*Records*:
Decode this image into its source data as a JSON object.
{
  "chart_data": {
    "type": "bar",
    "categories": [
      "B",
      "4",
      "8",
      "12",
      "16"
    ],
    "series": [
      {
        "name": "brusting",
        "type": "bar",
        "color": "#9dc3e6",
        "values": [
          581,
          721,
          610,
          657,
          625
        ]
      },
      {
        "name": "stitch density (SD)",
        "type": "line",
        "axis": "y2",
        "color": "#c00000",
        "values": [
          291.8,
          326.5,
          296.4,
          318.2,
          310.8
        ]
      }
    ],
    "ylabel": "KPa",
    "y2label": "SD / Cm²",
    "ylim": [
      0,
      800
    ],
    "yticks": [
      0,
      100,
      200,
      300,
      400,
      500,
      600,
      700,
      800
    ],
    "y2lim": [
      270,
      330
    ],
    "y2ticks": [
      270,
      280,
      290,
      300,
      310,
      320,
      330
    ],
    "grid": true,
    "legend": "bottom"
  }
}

*What is being asked*:
Lines holding the word "name" in the entries above are the ones to pull out. Copy them all.

*Solution to this problem*:
        "name": "brusting",
        "name": "stitch density (SD)",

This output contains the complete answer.